TASK DESCRIPTION
Find the lines that hold the word "this" and return them.

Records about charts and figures
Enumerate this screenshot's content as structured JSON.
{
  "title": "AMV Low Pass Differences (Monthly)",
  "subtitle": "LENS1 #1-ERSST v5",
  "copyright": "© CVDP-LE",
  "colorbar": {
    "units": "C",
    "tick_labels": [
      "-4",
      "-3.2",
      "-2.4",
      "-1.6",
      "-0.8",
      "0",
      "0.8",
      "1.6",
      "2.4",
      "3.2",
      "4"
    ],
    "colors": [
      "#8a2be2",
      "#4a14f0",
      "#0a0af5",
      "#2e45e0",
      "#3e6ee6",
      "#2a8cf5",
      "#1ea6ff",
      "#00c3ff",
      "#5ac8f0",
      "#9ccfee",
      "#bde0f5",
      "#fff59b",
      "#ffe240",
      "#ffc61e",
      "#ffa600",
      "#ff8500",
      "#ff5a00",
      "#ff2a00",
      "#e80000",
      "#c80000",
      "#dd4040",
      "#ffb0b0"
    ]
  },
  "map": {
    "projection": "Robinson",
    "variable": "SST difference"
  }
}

---

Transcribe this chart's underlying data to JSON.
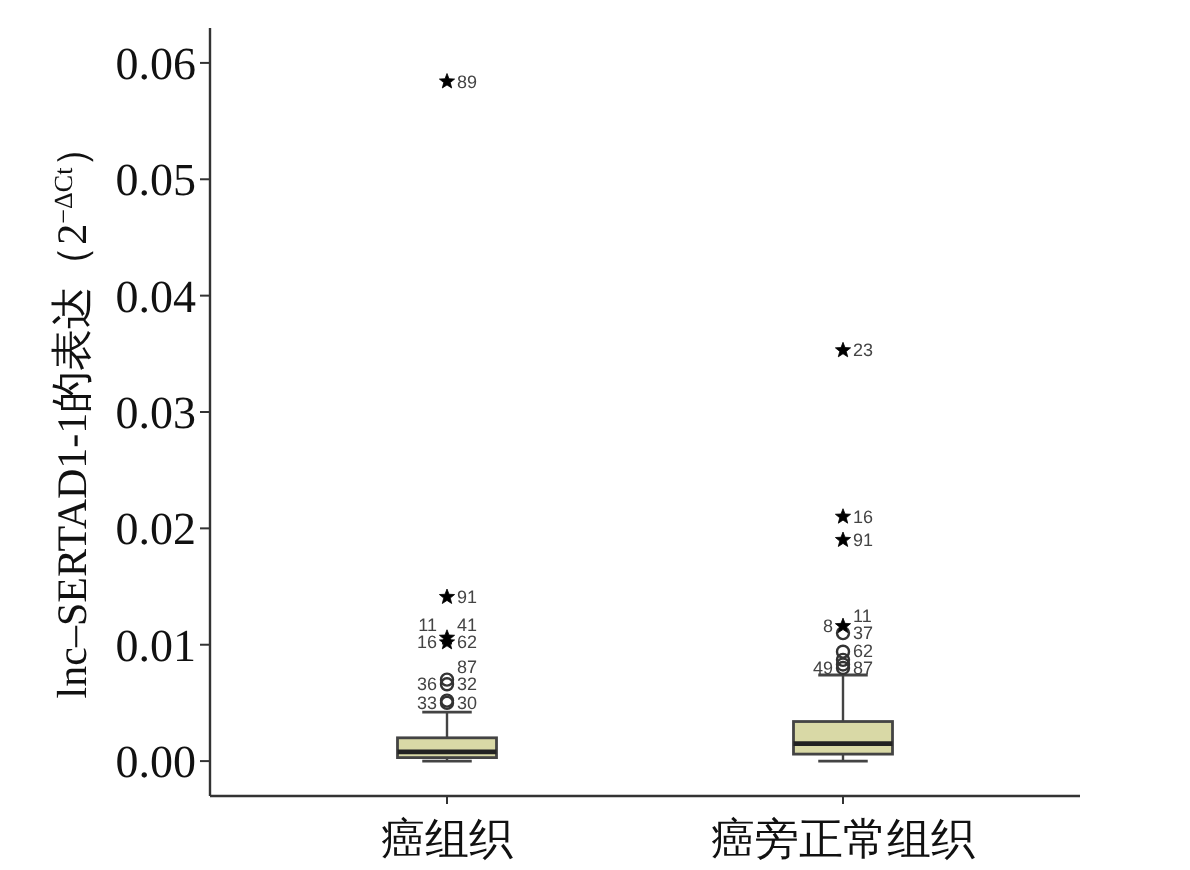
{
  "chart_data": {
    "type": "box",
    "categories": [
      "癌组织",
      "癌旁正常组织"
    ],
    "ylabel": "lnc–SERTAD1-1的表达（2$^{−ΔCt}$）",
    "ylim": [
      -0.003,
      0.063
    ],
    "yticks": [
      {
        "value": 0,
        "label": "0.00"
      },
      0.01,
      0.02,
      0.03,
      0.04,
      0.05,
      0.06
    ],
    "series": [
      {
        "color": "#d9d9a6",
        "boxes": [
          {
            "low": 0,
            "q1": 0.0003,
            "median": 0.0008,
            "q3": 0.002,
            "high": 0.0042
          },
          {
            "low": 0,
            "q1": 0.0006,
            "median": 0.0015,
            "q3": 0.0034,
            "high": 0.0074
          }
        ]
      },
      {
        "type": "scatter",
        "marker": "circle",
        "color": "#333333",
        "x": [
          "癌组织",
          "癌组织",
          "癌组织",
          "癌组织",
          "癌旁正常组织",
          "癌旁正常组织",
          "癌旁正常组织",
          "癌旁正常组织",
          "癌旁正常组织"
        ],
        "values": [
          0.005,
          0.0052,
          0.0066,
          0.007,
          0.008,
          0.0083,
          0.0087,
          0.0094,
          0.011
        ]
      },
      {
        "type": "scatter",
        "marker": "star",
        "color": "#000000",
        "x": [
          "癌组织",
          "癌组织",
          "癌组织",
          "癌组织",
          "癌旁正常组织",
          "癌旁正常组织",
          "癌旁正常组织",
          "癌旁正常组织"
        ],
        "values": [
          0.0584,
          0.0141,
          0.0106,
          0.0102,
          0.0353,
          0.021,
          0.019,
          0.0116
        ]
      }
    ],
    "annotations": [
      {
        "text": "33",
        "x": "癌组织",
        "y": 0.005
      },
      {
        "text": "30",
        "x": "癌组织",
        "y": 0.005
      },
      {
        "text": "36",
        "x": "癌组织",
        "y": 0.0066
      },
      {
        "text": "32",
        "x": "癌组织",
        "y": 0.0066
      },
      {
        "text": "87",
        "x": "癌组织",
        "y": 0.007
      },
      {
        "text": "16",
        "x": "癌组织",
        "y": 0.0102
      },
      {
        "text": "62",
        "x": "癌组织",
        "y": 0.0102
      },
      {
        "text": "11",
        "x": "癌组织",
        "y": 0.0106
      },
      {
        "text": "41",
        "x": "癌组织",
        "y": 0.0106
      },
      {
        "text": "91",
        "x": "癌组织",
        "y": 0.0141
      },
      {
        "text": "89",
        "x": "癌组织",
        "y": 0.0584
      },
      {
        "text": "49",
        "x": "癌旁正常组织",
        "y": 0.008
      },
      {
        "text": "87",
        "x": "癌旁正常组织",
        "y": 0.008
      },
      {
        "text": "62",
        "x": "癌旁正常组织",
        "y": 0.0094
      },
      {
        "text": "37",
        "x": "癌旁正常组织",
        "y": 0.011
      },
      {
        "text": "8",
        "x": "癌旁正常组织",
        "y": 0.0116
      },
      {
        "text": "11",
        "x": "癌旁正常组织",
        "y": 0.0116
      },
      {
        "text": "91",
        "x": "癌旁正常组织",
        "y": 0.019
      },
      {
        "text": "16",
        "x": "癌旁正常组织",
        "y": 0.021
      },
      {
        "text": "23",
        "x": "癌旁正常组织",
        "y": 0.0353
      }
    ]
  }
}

OUTPUT OF THE EXERCISE
Enumerate this screenshot's content as structured JSON.
Transcribe this chart's underlying data to JSON.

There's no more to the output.